= Extracted text =
The "small round" surveys of the NSSO are usually not considered to be so good at capturing trends, because their smaller size makes them non-comparable with the quinquennial large surveys. However, the 64th Round was a much larger survey than normal (with a sample of 1,25,578 households: 79,091 in rural areas and 46,487 in urban areas, covering a total of 5,72,254 persons) and was concerned primarily with employment and migration. It therefore allows us to examine the effects of one of the biggest public intervention in rural labour markets in several decades: the Mahatma Gandhi National Rural Employment Guarantee Scheme (MNREGS) which was implemented from 2006-07 and by 2007-08 had formally spread to cover all the districts of the country.
The MNREGS has been critiqued from different angles and at many levels: for the corruption and leakages; the patchy and often inadequate implementation; the non-payment of minimum wages, and so on. But more recently, another more unexpected kind of critique has emerged, and that too in the highest policy-making circles: that the MNREGS is pushing up the wages of rural workers in a manner that is raising costs of cultivation for farmers and making it hard for them to compete in a very uncertain world economy.
To some it may come as a surprise that this is even seen as a criticism. After all, surely the purpose of any such scheme would be at least partly to improve the conditions and the bargaining power of rural labour? And if that is then reflected in higher wages, should that not be proof of its success?
At the very least, surely government representatives should be happy when the wages come closer to the legal minimum wage -- that is, of course, if they are at all serious about implementing their own laws. Such a tendency to increasing wages should definitely be celebrated in a country in which poverty and undernutrition are so rampant especially among the rural labouring class. In addition, they should be happy because higher wages in the countryside also mean increased effective demand for rural goods and services, and contribute to reviving a very distressed rural economy through the multiplier effects of workers' spending out of wages.
But what is the actual evidence of such a tendency to rising wages in rural areas? The 64th Round of NSS allows us to compute the changes in wages of male and female casual workers. Chart 1 shows the pattern of rural wages (deflated by the CPIAL).
It is clear that, for both male and female workers in rural areas, the MNREGS has made a difference in terms of increasing the wage rates for casual work. Real wages increased for both male and female workers, and indeed more rapidly for female workers. This was in marked contrast to the pattern in urban areas, where wages for casual work were more or less stagnant for female workers.
Incidentally, it is also worth noting that casual wages in agriculture did not increase in real terms according to this survey; rather they remained stagnant. It should be noted that the tendency of higher rural wages to push up costs of cultivation can be greatly overplayed, because wage payment typically accounts for less than half and usually around one-third of total agricultural costs. In any case, a public procurement system that takes into account all paid labour costs (as the CACP measures do) would adequately compensate for such costs, which would at most lead to only a marginal increase in prices.
But to what extent can the increase in rural women's wages be ascribed to the effects of the MNREGS? Quite a bit, it turns out. It is well known that women's involvement in this scheme has been much greater than was mandated by the 30 per cent reservation of employment and also much greater than expected in many parts of the country. Chart 2 shows that, while involvement in public works accounted for a much greater proportion of economic activity in rural India, the increase was particularly sharp for rural women. Between 2004-05 and 2007-08, the days of employment of rural women in public works increased around 4.4 times, a remarkable shift in terms of involvement in paid work.

= Listing =
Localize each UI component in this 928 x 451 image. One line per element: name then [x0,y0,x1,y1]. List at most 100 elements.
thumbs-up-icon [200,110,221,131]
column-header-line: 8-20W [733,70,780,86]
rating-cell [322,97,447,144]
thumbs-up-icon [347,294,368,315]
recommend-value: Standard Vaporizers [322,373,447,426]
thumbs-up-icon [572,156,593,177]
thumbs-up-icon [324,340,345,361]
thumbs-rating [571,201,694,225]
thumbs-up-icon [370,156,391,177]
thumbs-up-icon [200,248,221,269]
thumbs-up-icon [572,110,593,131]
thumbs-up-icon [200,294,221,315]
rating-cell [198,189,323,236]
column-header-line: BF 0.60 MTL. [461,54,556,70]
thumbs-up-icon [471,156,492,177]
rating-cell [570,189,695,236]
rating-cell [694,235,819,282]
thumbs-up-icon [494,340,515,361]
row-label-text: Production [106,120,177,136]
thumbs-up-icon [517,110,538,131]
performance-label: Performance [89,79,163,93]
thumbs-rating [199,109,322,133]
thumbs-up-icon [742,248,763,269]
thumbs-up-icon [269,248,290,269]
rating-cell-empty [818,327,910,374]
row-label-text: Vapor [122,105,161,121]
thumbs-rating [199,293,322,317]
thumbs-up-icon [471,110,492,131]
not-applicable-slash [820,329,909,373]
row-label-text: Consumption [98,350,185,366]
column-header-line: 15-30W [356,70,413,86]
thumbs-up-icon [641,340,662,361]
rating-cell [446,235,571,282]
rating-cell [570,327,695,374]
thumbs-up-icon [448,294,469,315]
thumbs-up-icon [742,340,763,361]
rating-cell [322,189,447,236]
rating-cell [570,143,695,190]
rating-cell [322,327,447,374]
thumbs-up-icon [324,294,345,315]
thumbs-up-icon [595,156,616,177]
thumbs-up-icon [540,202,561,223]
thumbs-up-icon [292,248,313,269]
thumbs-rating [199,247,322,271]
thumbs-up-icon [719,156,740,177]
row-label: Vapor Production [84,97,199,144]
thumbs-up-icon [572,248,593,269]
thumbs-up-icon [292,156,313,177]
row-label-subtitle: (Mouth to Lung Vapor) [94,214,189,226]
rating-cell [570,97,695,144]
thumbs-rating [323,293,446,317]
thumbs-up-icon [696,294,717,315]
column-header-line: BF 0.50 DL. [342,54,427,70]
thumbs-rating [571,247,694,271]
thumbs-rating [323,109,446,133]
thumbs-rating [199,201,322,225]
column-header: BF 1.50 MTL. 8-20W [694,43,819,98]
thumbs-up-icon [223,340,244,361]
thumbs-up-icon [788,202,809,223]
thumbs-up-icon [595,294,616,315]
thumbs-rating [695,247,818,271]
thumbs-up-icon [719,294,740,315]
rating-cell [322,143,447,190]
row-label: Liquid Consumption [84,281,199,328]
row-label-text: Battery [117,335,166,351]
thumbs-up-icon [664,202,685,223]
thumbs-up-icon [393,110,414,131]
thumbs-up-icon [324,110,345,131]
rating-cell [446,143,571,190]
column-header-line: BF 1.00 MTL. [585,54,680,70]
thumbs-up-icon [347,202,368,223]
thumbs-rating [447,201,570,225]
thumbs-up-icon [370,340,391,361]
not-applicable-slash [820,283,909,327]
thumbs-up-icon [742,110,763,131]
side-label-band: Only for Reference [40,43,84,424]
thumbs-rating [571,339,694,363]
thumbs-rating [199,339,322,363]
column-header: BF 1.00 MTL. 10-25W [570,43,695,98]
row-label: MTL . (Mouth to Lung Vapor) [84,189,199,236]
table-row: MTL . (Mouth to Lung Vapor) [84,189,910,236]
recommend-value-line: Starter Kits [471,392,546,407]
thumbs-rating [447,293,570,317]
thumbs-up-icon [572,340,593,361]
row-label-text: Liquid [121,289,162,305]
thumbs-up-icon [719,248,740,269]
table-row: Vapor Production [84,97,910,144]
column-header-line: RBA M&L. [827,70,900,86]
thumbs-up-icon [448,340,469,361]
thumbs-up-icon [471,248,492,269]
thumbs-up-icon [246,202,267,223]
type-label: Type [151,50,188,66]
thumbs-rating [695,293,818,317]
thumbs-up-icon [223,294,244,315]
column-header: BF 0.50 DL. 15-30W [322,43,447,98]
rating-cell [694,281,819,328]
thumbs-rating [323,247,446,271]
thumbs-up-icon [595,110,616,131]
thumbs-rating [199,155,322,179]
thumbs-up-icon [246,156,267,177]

= Your goal =
Extend the passage on the MNREGS and rural wages, picking up right after its final sentence.

= Result of this task =
An important reason for that emerges from Chart 3: the MNREGS has been so successful in attracting women workers because there is hardly any gender gap in the wages paid, unlike almost all other forms of work in rural areas. In fact, the average wage received by women workers in MNREGS was slightly higher than the average wage received by men. This compares very favourably even with other form of public works, but particularly with non-public work, where the gender gap remains huge. Further, on average, wages received in MNREGS were significantly higher than those received by casual labour in other kinds of work.
A look at the trends in gender gaps in wages confirms this point. Chart 4 shows female wages as a percentage of male wages in both urban and rural parts of the country. India already had one of the highest gender gaps in wages in the developing world, and in urban India this gap worsened in the first half of the past decade and remained at around the same level thereafter. However, in rural India there has been a significant reduction in the gender gaps in the latest period, and this can be related very substantially to the impact of the MNREGS. This impact is both direct, in terms of the higher wages paid to women in this scheme; and indirect, in terms of the effects on women workers' reservation wages and bargaining power.
Surely, even the most diehard opponent of the scheme would find it hard to argue that this is a bad thing. Indeed, even if the MNREGS has been only marginally successful in raising male wage rates in the countryside, the effect of the scheme in raising female wages is already a major positive feature that should be applauded.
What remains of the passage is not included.